++++ RECORD EXCERPTS

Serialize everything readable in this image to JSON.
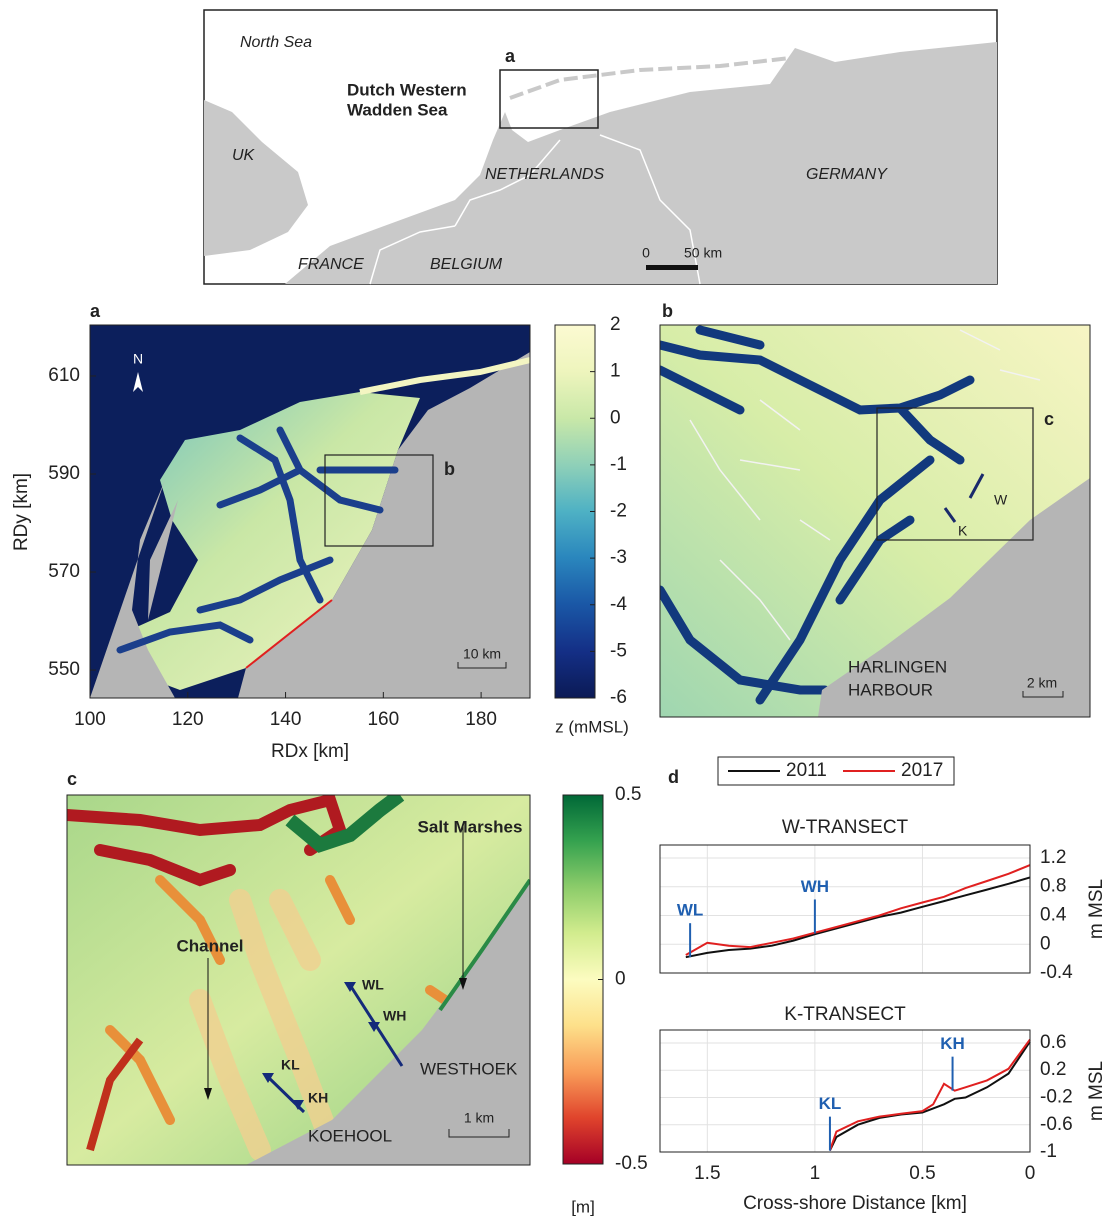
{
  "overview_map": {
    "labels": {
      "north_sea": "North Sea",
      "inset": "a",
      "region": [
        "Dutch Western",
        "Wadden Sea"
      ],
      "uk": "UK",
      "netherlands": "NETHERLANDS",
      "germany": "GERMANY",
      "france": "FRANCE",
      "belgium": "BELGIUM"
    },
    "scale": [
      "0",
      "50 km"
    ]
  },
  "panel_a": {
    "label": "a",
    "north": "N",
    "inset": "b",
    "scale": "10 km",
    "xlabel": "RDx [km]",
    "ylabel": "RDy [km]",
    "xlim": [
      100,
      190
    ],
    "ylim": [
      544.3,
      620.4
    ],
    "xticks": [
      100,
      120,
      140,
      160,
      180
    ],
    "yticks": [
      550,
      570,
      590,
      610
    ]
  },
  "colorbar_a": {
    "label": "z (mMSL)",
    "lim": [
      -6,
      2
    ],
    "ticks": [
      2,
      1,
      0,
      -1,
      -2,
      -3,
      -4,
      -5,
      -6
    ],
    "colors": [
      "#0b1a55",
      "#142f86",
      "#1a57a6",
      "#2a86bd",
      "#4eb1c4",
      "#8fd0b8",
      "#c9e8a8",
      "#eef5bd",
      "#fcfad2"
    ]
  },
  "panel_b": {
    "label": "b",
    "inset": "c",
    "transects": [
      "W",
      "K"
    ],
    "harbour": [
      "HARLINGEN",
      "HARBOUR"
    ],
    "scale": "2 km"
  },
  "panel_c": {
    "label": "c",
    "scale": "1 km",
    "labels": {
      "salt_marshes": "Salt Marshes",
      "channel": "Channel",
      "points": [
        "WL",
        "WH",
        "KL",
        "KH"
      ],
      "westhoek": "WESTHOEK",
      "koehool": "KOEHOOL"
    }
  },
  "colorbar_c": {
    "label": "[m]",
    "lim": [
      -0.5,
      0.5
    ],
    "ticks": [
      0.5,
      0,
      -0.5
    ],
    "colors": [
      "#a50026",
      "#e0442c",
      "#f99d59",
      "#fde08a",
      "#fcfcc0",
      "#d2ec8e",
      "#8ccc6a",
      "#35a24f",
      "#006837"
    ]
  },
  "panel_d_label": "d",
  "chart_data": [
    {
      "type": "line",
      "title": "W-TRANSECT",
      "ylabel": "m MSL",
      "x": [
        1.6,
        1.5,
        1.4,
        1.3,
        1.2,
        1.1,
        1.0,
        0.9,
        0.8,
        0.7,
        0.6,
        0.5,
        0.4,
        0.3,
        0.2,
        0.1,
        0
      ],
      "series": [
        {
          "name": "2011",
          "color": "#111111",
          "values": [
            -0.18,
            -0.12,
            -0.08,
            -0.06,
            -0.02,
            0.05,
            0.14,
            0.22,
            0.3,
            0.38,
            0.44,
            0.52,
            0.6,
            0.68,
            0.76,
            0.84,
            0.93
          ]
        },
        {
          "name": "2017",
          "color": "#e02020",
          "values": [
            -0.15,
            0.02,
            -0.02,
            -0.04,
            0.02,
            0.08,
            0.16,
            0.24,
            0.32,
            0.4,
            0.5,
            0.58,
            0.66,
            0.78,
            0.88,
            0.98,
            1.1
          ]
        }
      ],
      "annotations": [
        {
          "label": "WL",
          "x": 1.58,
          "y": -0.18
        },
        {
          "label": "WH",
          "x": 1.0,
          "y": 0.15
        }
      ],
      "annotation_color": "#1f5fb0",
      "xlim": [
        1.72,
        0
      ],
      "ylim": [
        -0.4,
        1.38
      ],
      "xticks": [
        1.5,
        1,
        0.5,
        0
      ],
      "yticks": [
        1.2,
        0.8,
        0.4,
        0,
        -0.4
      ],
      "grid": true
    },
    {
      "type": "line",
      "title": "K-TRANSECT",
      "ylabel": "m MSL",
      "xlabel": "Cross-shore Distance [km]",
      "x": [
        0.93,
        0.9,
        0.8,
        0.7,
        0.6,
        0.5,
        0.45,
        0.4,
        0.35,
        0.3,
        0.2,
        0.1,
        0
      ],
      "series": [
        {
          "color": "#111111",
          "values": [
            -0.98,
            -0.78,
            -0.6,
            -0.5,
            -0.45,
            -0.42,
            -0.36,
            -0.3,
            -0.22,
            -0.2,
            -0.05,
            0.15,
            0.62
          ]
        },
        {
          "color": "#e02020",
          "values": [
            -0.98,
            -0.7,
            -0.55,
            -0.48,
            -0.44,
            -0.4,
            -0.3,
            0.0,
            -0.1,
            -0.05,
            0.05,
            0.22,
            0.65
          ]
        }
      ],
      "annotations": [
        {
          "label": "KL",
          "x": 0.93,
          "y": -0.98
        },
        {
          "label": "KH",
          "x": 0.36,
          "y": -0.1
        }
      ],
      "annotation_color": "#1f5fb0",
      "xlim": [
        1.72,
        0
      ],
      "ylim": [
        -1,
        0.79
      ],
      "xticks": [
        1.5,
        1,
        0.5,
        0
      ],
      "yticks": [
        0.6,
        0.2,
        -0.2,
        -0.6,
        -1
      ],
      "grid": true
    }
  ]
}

++++++++

**TASK REQUIREMENTS**
Copy out the listing exactly as it stands, but not the pictures.

**TASK RESULT**
Serialize everything readable in this image to JSON.
{
  "overview_map": {
    "labels": {
      "north_sea": "North Sea",
      "inset": "a",
      "region": [
        "Dutch Western",
        "Wadden Sea"
      ],
      "uk": "UK",
      "netherlands": "NETHERLANDS",
      "germany": "GERMANY",
      "france": "FRANCE",
      "belgium": "BELGIUM"
    },
    "scale": [
      "0",
      "50 km"
    ]
  },
  "panel_a": {
    "label": "a",
    "north": "N",
    "inset": "b",
    "scale": "10 km",
    "xlabel": "RDx [km]",
    "ylabel": "RDy [km]",
    "xlim": [
      100,
      190
    ],
    "ylim": [
      544.3,
      620.4
    ],
    "xticks": [
      100,
      120,
      140,
      160,
      180
    ],
    "yticks": [
      550,
      570,
      590,
      610
    ]
  },
  "colorbar_a": {
    "label": "z (mMSL)",
    "lim": [
      -6,
      2
    ],
    "ticks": [
      2,
      1,
      0,
      -1,
      -2,
      -3,
      -4,
      -5,
      -6
    ],
    "colors": [
      "#0b1a55",
      "#142f86",
      "#1a57a6",
      "#2a86bd",
      "#4eb1c4",
      "#8fd0b8",
      "#c9e8a8",
      "#eef5bd",
      "#fcfad2"
    ]
  },
  "panel_b": {
    "label": "b",
    "inset": "c",
    "transects": [
      "W",
      "K"
    ],
    "harbour": [
      "HARLINGEN",
      "HARBOUR"
    ],
    "scale": "2 km"
  },
  "panel_c": {
    "label": "c",
    "scale": "1 km",
    "labels": {
      "salt_marshes": "Salt Marshes",
      "channel": "Channel",
      "points": [
        "WL",
        "WH",
        "KL",
        "KH"
      ],
      "westhoek": "WESTHOEK",
      "koehool": "KOEHOOL"
    }
  },
  "colorbar_c": {
    "label": "[m]",
    "lim": [
      -0.5,
      0.5
    ],
    "ticks": [
      0.5,
      0,
      -0.5
    ],
    "colors": [
      "#a50026",
      "#e0442c",
      "#f99d59",
      "#fde08a",
      "#fcfcc0",
      "#d2ec8e",
      "#8ccc6a",
      "#35a24f",
      "#006837"
    ]
  },
  "panel_d_label": "d",
  "chart_data": [
    {
      "type": "line",
      "title": "W-TRANSECT",
      "ylabel": "m MSL",
      "x": [
        1.6,
        1.5,
        1.4,
        1.3,
        1.2,
        1.1,
        1.0,
        0.9,
        0.8,
        0.7,
        0.6,
        0.5,
        0.4,
        0.3,
        0.2,
        0.1,
        0
      ],
      "series": [
        {
          "name": "2011",
          "color": "#111111",
          "values": [
            -0.18,
            -0.12,
            -0.08,
            -0.06,
            -0.02,
            0.05,
            0.14,
            0.22,
            0.3,
            0.38,
            0.44,
            0.52,
            0.6,
            0.68,
            0.76,
            0.84,
            0.93
          ]
        },
        {
          "name": "2017",
          "color": "#e02020",
          "values": [
            -0.15,
            0.02,
            -0.02,
            -0.04,
            0.02,
            0.08,
            0.16,
            0.24,
            0.32,
            0.4,
            0.5,
            0.58,
            0.66,
            0.78,
            0.88,
            0.98,
            1.1
          ]
        }
      ],
      "annotations": [
        {
          "label": "WL",
          "x": 1.58,
          "y": -0.18
        },
        {
          "label": "WH",
          "x": 1.0,
          "y": 0.15
        }
      ],
      "annotation_color": "#1f5fb0",
      "xlim": [
        1.72,
        0
      ],
      "ylim": [
        -0.4,
        1.38
      ],
      "xticks": [
        1.5,
        1,
        0.5,
        0
      ],
      "yticks": [
        1.2,
        0.8,
        0.4,
        0,
        -0.4
      ],
      "grid": true
    },
    {
      "type": "line",
      "title": "K-TRANSECT",
      "ylabel": "m MSL",
      "xlabel": "Cross-shore Distance [km]",
      "x": [
        0.93,
        0.9,
        0.8,
        0.7,
        0.6,
        0.5,
        0.45,
        0.4,
        0.35,
        0.3,
        0.2,
        0.1,
        0
      ],
      "series": [
        {
          "color": "#111111",
          "values": [
            -0.98,
            -0.78,
            -0.6,
            -0.5,
            -0.45,
            -0.42,
            -0.36,
            -0.3,
            -0.22,
            -0.2,
            -0.05,
            0.15,
            0.62
          ]
        },
        {
          "color": "#e02020",
          "values": [
            -0.98,
            -0.7,
            -0.55,
            -0.48,
            -0.44,
            -0.4,
            -0.3,
            0.0,
            -0.1,
            -0.05,
            0.05,
            0.22,
            0.65
          ]
        }
      ],
      "annotations": [
        {
          "label": "KL",
          "x": 0.93,
          "y": -0.98
        },
        {
          "label": "KH",
          "x": 0.36,
          "y": -0.1
        }
      ],
      "annotation_color": "#1f5fb0",
      "xlim": [
        1.72,
        0
      ],
      "ylim": [
        -1,
        0.79
      ],
      "xticks": [
        1.5,
        1,
        0.5,
        0
      ],
      "yticks": [
        0.6,
        0.2,
        -0.2,
        -0.6,
        -1
      ],
      "grid": true
    }
  ]
}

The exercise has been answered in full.